• _WHAT IS EXPECTED_: Give every entry again, word for word and in full.

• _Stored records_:

※ ※ ※

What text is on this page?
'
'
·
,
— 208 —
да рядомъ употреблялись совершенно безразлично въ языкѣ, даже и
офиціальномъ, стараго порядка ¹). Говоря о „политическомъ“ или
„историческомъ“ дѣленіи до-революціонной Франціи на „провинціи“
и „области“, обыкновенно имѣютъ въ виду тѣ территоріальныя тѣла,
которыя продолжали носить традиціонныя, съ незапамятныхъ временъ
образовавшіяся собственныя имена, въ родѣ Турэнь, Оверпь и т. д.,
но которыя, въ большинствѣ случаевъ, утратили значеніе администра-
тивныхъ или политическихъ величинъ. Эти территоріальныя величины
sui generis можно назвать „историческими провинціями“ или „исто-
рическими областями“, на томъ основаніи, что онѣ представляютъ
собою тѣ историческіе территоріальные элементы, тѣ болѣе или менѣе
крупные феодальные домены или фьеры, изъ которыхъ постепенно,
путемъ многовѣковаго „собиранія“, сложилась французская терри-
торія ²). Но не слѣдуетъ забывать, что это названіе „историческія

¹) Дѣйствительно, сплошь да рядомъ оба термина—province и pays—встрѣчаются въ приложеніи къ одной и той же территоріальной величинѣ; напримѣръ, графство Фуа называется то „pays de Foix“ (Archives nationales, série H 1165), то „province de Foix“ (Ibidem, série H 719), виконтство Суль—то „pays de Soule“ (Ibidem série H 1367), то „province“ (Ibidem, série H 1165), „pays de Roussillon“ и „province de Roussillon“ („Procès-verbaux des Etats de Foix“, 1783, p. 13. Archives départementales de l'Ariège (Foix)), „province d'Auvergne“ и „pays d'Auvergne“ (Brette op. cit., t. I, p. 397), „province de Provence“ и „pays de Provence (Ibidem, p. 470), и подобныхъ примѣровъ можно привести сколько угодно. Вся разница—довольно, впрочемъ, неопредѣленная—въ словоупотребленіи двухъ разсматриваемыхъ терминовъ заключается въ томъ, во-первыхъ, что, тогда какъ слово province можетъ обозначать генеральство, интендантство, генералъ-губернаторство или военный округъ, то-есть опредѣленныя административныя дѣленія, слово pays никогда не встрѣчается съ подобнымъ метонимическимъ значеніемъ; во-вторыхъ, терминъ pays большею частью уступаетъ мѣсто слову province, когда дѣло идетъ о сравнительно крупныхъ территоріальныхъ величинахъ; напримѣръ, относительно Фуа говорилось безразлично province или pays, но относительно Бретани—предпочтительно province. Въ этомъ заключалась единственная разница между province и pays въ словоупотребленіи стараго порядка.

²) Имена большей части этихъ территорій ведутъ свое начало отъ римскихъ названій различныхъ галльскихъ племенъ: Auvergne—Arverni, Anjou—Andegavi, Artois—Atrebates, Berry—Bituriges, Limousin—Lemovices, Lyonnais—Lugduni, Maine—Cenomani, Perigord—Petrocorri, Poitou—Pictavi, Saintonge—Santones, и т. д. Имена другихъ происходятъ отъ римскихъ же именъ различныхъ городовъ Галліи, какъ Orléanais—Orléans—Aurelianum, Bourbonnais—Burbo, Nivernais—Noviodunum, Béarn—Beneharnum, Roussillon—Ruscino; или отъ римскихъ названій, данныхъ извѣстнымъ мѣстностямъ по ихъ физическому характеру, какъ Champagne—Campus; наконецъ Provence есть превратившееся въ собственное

※ ※ ※

• _TASK RESPONSE_:
What text is on this page?
'
'
·
,
— 208 —
да рядомъ употреблялись совершенно безразлично въ языкѣ, даже и
офиціальномъ, стараго порядка ¹). Говоря о „политическомъ“ или
„историческомъ“ дѣленіи до-революціонной Франціи на „провинціи“
и „области“, обыкновенно имѣютъ въ виду тѣ территоріальныя тѣла,
которыя продолжали носить традиціонныя, съ незапамятныхъ временъ
образовавшіяся собственныя имена, въ родѣ Турэнь, Оверпь и т. д.,
но которыя, въ большинствѣ случаевъ, утратили значеніе администра-
тивныхъ или политическихъ величинъ. Эти территоріальныя величины
sui generis можно назвать „историческими провинціями“ или „исто-
рическими областями“, на томъ основаніи, что онѣ представляютъ
собою тѣ историческіе территоріальные элементы, тѣ болѣе или менѣе
крупные феодальные домены или фьеры, изъ которыхъ постепенно,
путемъ многовѣковаго „собиранія“, сложилась французская терри-
торія ²). Но не слѣдуетъ забывать, что это названіе „историческія

¹) Дѣйствительно, сплошь да рядомъ оба термина—province и pays—встрѣчаются въ приложеніи къ одной и той же территоріальной величинѣ; напримѣръ, графство Фуа называется то „pays de Foix“ (Archives nationales, série H 1165), то „province de Foix“ (Ibidem, série H 719), виконтство Суль—то „pays de Soule“ (Ibidem série H 1367), то „province“ (Ibidem, série H 1165), „pays de Roussillon“ и „province de Roussillon“ („Procès-verbaux des Etats de Foix“, 1783, p. 13. Archives départementales de l'Ariège (Foix)), „province d'Auvergne“ и „pays d'Auvergne“ (Brette op. cit., t. I, p. 397), „province de Provence“ и „pays de Provence (Ibidem, p. 470), и подобныхъ примѣровъ можно привести сколько угодно. Вся разница—довольно, впрочемъ, неопредѣленная—въ словоупотребленіи двухъ разсматриваемыхъ терминовъ заключается въ томъ, во-первыхъ, что, тогда какъ слово province можетъ обозначать генеральство, интендантство, генералъ-губернаторство или военный округъ, то-есть опредѣленныя административныя дѣленія, слово pays никогда не встрѣчается съ подобнымъ метонимическимъ значеніемъ; во-вторыхъ, терминъ pays большею частью уступаетъ мѣсто слову province, когда дѣло идетъ о сравнительно крупныхъ территоріальныхъ величинахъ; напримѣръ, относительно Фуа говорилось безразлично province или pays, но относительно Бретани—предпочтительно province. Въ этомъ заключалась единственная разница между province и pays въ словоупотребленіи стараго порядка.

²) Имена большей части этихъ территорій ведутъ свое начало отъ римскихъ названій различныхъ галльскихъ племенъ: Auvergne—Arverni, Anjou—Andegavi, Artois—Atrebates, Berry—Bituriges, Limousin—Lemovices, Lyonnais—Lugduni, Maine—Cenomani, Perigord—Petrocorri, Poitou—Pictavi, Saintonge—Santones, и т. д. Имена другихъ происходятъ отъ римскихъ же именъ различныхъ городовъ Галліи, какъ Orléanais—Orléans—Aurelianum, Bourbonnais—Burbo, Nivernais—Noviodunum, Béarn—Beneharnum, Roussillon—Ruscino; или отъ римскихъ названій, данныхъ извѣстнымъ мѣстностямъ по ихъ физическому характеру, какъ Champagne—Campus; наконецъ Provence есть превратившееся въ собственное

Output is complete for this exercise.